(What is being asked): Copy the stretch from the line that contains "half-icon[interactable] bbox=[423, 962, 449, 988]" through the line that contains "layer-color-swatch[interactable] bbox=[29, 545, 43, 558]" in the material below, reproducing those lines word for word.

(Input data):
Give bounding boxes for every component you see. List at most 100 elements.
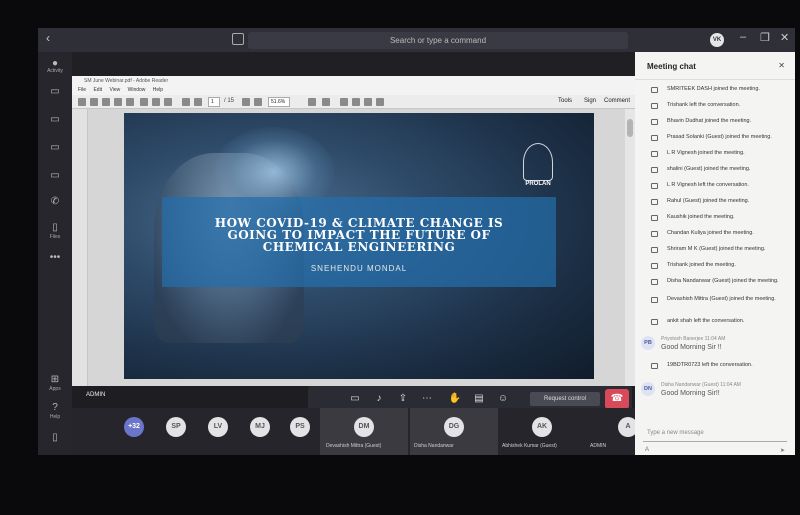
close-icon[interactable]: ✕ [778, 61, 785, 70]
participant-name: ADMIN [590, 443, 607, 449]
participant-avatar[interactable]: PS [290, 417, 310, 437]
chat-event-text: L R Vignesh left the conversation. [667, 182, 749, 188]
cloud-icon[interactable] [126, 98, 134, 106]
chat-event-text: Shriram M K (Guest) joined the meeting. [667, 246, 766, 252]
chat-event-text: Kaushik joined the meeting. [667, 214, 735, 220]
chat-event-text: Devashish Mittra (Guest) joined the meet… [667, 296, 776, 302]
meeting-chat-panel: Meeting chat ✕ SMRITEEK DASH joined the … [635, 52, 795, 455]
message-avatar[interactable]: DN [641, 382, 655, 396]
request-control-button[interactable]: Request control [530, 392, 600, 406]
participant-avatar[interactable]: DG [444, 417, 464, 437]
chat-title: Meeting chat [647, 62, 696, 71]
pdf-scrollbar[interactable] [625, 109, 635, 396]
chat-message-list[interactable]: SMRITEEK DASH joined the meeting. Trisha… [635, 82, 795, 402]
comment-button[interactable]: Comment [604, 98, 630, 104]
logo-icon [523, 143, 553, 181]
pdf-sidebar [72, 109, 88, 396]
settings-icon[interactable] [114, 98, 122, 106]
page-number-input[interactable]: 1 [208, 97, 220, 107]
compose-icon[interactable] [232, 33, 244, 45]
join-icon [651, 167, 658, 173]
prev-page-icon[interactable] [182, 98, 190, 106]
participant-avatar[interactable]: DM [354, 417, 374, 437]
minimize-button[interactable]: – [740, 31, 746, 43]
chat-event-text: shalini (Guest) joined the meeting. [667, 166, 751, 172]
open-icon[interactable] [90, 98, 98, 106]
chat-event-text: SMRITEEK DASH joined the meeting. [667, 86, 760, 92]
email-icon[interactable] [164, 98, 172, 106]
participant-name: Devashish Mittra (Guest) [326, 443, 382, 449]
chat-event-text: Trishank joined the meeting. [667, 262, 736, 268]
join-icon [651, 263, 658, 269]
menu-help[interactable]: Help [153, 87, 163, 93]
more-actions-icon[interactable]: ⋯ [420, 392, 434, 406]
more-apps-icon[interactable]: ••• [47, 252, 63, 266]
profile-avatar[interactable]: VK [710, 33, 724, 47]
menu-view[interactable]: View [109, 87, 120, 93]
camera-icon[interactable]: ▭ [348, 392, 362, 406]
chat-event-text: Prasad Solanki (Guest) joined the meetin… [667, 134, 772, 140]
menu-edit[interactable]: Edit [93, 87, 102, 93]
format-icon[interactable]: A [645, 447, 649, 453]
comment-icon[interactable] [340, 98, 348, 106]
join-icon [651, 231, 658, 237]
logo-text: PROLAN [525, 181, 551, 187]
hang-up-button[interactable]: ☎ [605, 389, 629, 409]
close-window-button[interactable]: ✕ [780, 31, 789, 44]
rail-label-apps: Apps [49, 386, 61, 392]
menu-window[interactable]: Window [128, 87, 146, 93]
calls-icon[interactable]: ▭ [47, 170, 63, 184]
fullscreen-icon[interactable] [376, 98, 384, 106]
message-avatar[interactable]: PB [641, 336, 655, 350]
share-screen-icon[interactable]: ⇪ [396, 392, 410, 406]
overflow-participants[interactable]: +32 [124, 417, 144, 437]
fit-width-icon[interactable] [322, 98, 330, 106]
calls-icon[interactable]: ✆ [47, 196, 63, 210]
next-page-icon[interactable] [194, 98, 202, 106]
participant-avatar[interactable]: SP [166, 417, 186, 437]
raise-hand-icon[interactable]: ✋ [448, 392, 462, 406]
sign-icon[interactable] [364, 98, 372, 106]
save-icon[interactable] [140, 98, 148, 106]
join-icon [651, 135, 658, 141]
edit-icon[interactable] [102, 98, 110, 106]
participants-icon[interactable]: ☺ [496, 392, 510, 406]
participant-avatar[interactable]: AK [532, 417, 552, 437]
chat-toggle-icon[interactable]: ▤ [472, 392, 486, 406]
search-input[interactable]: Search or type a command [248, 32, 628, 49]
back-arrow-icon[interactable]: ‹ [46, 31, 50, 45]
message-body: Good Morning Sir!! [661, 390, 720, 397]
page-total: / 15 [224, 98, 235, 104]
menu-file[interactable]: File [78, 87, 86, 93]
chat-compose-input[interactable]: Type a new message [643, 424, 787, 442]
device-icon[interactable]: ▯ [47, 432, 63, 446]
zoom-input[interactable]: 51.6% [268, 97, 290, 107]
calendar-icon[interactable]: ▭ [47, 142, 63, 156]
scrollbar-thumb[interactable] [627, 119, 633, 137]
tools-button[interactable]: Tools [558, 98, 572, 104]
meeting-stage: SM June Webinar.pdf - Adobe Reader File … [72, 52, 638, 455]
chat-event-text: Rahul (Guest) joined the meeting. [667, 198, 750, 204]
mic-icon[interactable]: ♪ [372, 392, 386, 406]
participant-name: Abhishek Kumar (Guest) [502, 443, 557, 449]
chat-icon[interactable]: ▭ [47, 86, 63, 100]
participant-avatar[interactable]: LV [208, 417, 228, 437]
join-icon [651, 199, 658, 205]
maximize-button[interactable]: ❐ [760, 31, 770, 44]
send-icon[interactable]: ➤ [780, 447, 785, 454]
join-icon [651, 297, 658, 303]
teams-icon[interactable]: ▭ [47, 114, 63, 128]
app-rail: ● Activity ▭ ▭ ▭ ▭ ✆ ▯ Files ••• ⊞ Apps … [38, 52, 72, 455]
zoom-in-icon[interactable] [254, 98, 262, 106]
highlight-icon[interactable] [352, 98, 360, 106]
message-body: Good Morning Sir !! [661, 344, 722, 351]
participant-avatar[interactable]: MJ [250, 417, 270, 437]
join-icon [651, 151, 658, 157]
fit-page-icon[interactable] [308, 98, 316, 106]
sign-button[interactable]: Sign [584, 98, 596, 104]
zoom-out-icon[interactable] [242, 98, 250, 106]
participant-strip: +32 SP LV MJ PS DM Devashish Mittra (Gue… [72, 408, 638, 455]
print-icon[interactable] [152, 98, 160, 106]
rail-label-help: Help [49, 414, 61, 420]
create-icon[interactable] [78, 98, 86, 106]
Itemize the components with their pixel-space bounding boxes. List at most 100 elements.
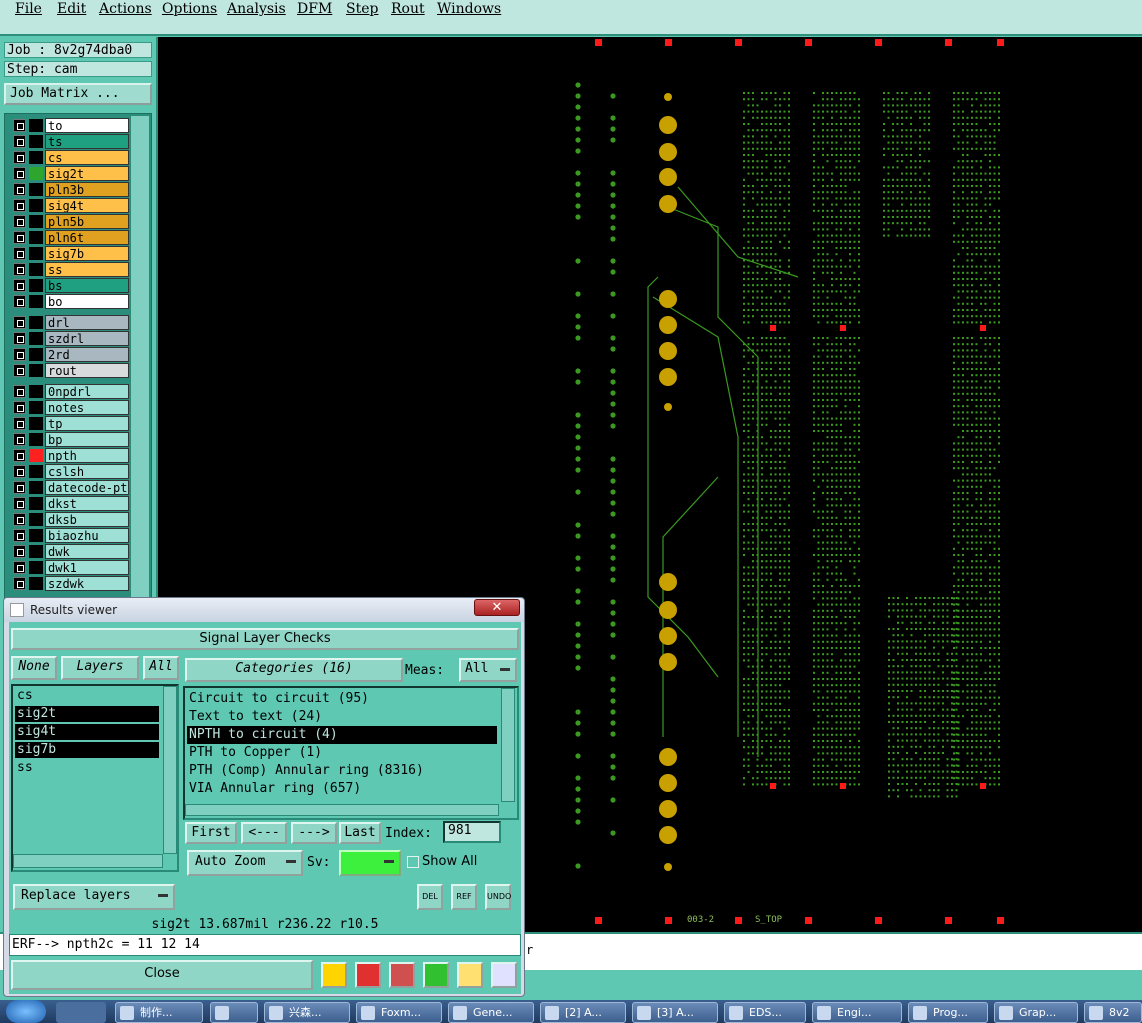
half-icon[interactable] bbox=[423, 962, 449, 988]
meas-dropdown[interactable]: All bbox=[459, 658, 517, 682]
window-close-button[interactable]: ✕ bbox=[474, 599, 520, 616]
layer-color-swatch[interactable] bbox=[29, 545, 43, 558]
layer-color-swatch[interactable] bbox=[29, 183, 43, 196]
export-icon[interactable] bbox=[355, 962, 381, 988]
layer-checkbox[interactable] bbox=[13, 577, 26, 590]
start-button[interactable] bbox=[6, 1000, 46, 1023]
layer-row-cs[interactable]: cs bbox=[13, 150, 131, 165]
layer-name[interactable]: bo bbox=[45, 294, 129, 309]
results-layer-item[interactable]: ss bbox=[15, 760, 159, 776]
layer-name[interactable]: npth bbox=[45, 448, 129, 463]
taskbar-item[interactable]: Foxm... bbox=[356, 1002, 442, 1023]
layer-row-npth[interactable]: npth bbox=[13, 448, 131, 463]
layer-checkbox[interactable] bbox=[13, 151, 26, 164]
layer-checkbox[interactable] bbox=[13, 215, 26, 228]
layer-row-sig2t[interactable]: sig2t bbox=[13, 166, 131, 181]
layer-name[interactable]: 0npdrl bbox=[45, 384, 129, 399]
delete-report-icon[interactable] bbox=[389, 962, 415, 988]
layer-color-swatch[interactable] bbox=[29, 199, 43, 212]
layer-row-bs[interactable]: bs bbox=[13, 278, 131, 293]
category-item[interactable]: Circuit to circuit (95) bbox=[187, 690, 497, 708]
layer-checkbox[interactable] bbox=[13, 513, 26, 526]
layer-checkbox[interactable] bbox=[13, 348, 26, 361]
layer-row-biaozhu[interactable]: biaozhu bbox=[13, 528, 131, 543]
layer-row-sig4t[interactable]: sig4t bbox=[13, 198, 131, 213]
taskbar-item[interactable]: Grap... bbox=[994, 1002, 1078, 1023]
layer-checkbox[interactable] bbox=[13, 167, 26, 180]
layer-checkbox[interactable] bbox=[13, 135, 26, 148]
menu-file[interactable]: File bbox=[15, 1, 42, 17]
layer-color-swatch[interactable] bbox=[29, 417, 43, 430]
layer-name[interactable]: sig4t bbox=[45, 198, 129, 213]
taskbar-item[interactable]: EDS... bbox=[724, 1002, 806, 1023]
job-matrix-button[interactable]: Job Matrix ... bbox=[4, 83, 152, 105]
layer-checkbox[interactable] bbox=[13, 231, 26, 244]
menu-actions[interactable]: Actions bbox=[99, 1, 152, 17]
taskbar-item[interactable]: 制作... bbox=[115, 1002, 203, 1023]
layer-row-notes[interactable]: notes bbox=[13, 400, 131, 415]
layer-color-swatch[interactable] bbox=[29, 316, 43, 329]
taskbar-item[interactable]: 8v2 bbox=[1084, 1002, 1142, 1023]
category-item[interactable]: PTH to Copper (1) bbox=[187, 744, 497, 762]
layer-row-pln6t[interactable]: pln6t bbox=[13, 230, 131, 245]
layers-list-vscroll[interactable] bbox=[163, 686, 177, 854]
layer-row-2rd[interactable]: 2rd bbox=[13, 347, 131, 362]
layer-checkbox[interactable] bbox=[13, 119, 26, 132]
notes-icon[interactable] bbox=[457, 962, 483, 988]
layer-checkbox[interactable] bbox=[13, 183, 26, 196]
layer-row-bp[interactable]: bp bbox=[13, 432, 131, 447]
layer-name[interactable]: rout bbox=[45, 363, 129, 378]
show-all-checkbox[interactable] bbox=[407, 856, 419, 868]
layer-checkbox[interactable] bbox=[13, 545, 26, 558]
layer-row-dwk1[interactable]: dwk1 bbox=[13, 560, 131, 575]
layer-name[interactable]: dwk bbox=[45, 544, 129, 559]
layer-color-swatch[interactable] bbox=[29, 167, 43, 180]
layer-name[interactable]: 2rd bbox=[45, 347, 129, 362]
categories-button[interactable]: Categories (16) bbox=[185, 658, 403, 682]
taskbar-item[interactable]: [3] A... bbox=[632, 1002, 718, 1023]
layer-checkbox[interactable] bbox=[13, 364, 26, 377]
layer-row-dkst[interactable]: dkst bbox=[13, 496, 131, 511]
layer-name[interactable]: cs bbox=[45, 150, 129, 165]
layer-checkbox[interactable] bbox=[13, 561, 26, 574]
categories-list[interactable]: Circuit to circuit (95) Text to text (24)… bbox=[183, 686, 519, 820]
layer-row-cslsh[interactable]: cslsh bbox=[13, 464, 131, 479]
categories-hscroll[interactable] bbox=[185, 804, 499, 816]
layer-row-dwk[interactable]: dwk bbox=[13, 544, 131, 559]
layer-checkbox[interactable] bbox=[13, 263, 26, 276]
layer-row-bo[interactable]: bo bbox=[13, 294, 131, 309]
layers-list[interactable]: cs sig2t sig4t sig7b ss bbox=[11, 684, 179, 872]
none-button[interactable]: None bbox=[11, 656, 57, 680]
layer-name[interactable]: tp bbox=[45, 416, 129, 431]
layer-color-swatch[interactable] bbox=[29, 465, 43, 478]
layer-checkbox[interactable] bbox=[13, 417, 26, 430]
layer-checkbox[interactable] bbox=[13, 401, 26, 414]
layer-color-swatch[interactable] bbox=[29, 279, 43, 292]
layers-button[interactable]: Layers bbox=[61, 656, 139, 680]
layer-row-tp[interactable]: tp bbox=[13, 416, 131, 431]
menu-edit[interactable]: Edit bbox=[57, 1, 86, 17]
index-field[interactable]: 981 bbox=[443, 821, 501, 843]
taskbar-item[interactable]: 兴森... bbox=[264, 1002, 350, 1023]
layer-checkbox[interactable] bbox=[13, 316, 26, 329]
layer-row-szdrl[interactable]: szdrl bbox=[13, 331, 131, 346]
layer-checkbox[interactable] bbox=[13, 279, 26, 292]
prev-button[interactable]: <--- bbox=[241, 822, 287, 844]
layer-color-swatch[interactable] bbox=[29, 561, 43, 574]
layer-color-swatch[interactable] bbox=[29, 449, 43, 462]
menu-dfm[interactable]: DFM bbox=[297, 1, 332, 17]
next-button[interactable]: ---> bbox=[291, 822, 337, 844]
last-button[interactable]: Last bbox=[339, 822, 381, 844]
layer-name[interactable]: dwk1 bbox=[45, 560, 129, 575]
layer-checkbox[interactable] bbox=[13, 481, 26, 494]
layer-color-swatch[interactable] bbox=[29, 332, 43, 345]
close-button[interactable]: Close bbox=[11, 960, 313, 990]
layer-color-swatch[interactable] bbox=[29, 295, 43, 308]
layers-list-hscroll[interactable] bbox=[13, 854, 163, 868]
menu-windows[interactable]: Windows bbox=[437, 1, 501, 17]
layer-name[interactable]: to bbox=[45, 118, 129, 133]
layer-color-swatch[interactable] bbox=[29, 119, 43, 132]
layer-row-drl[interactable]: drl bbox=[13, 315, 131, 330]
layer-checkbox[interactable] bbox=[13, 247, 26, 260]
layer-color-swatch[interactable] bbox=[29, 247, 43, 260]
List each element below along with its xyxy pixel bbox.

(Full response):
half-icon[interactable] bbox=[423, 962, 449, 988]
meas-dropdown[interactable]: All bbox=[459, 658, 517, 682]
window-close-button[interactable]: ✕ bbox=[474, 599, 520, 616]
layer-color-swatch[interactable] bbox=[29, 545, 43, 558]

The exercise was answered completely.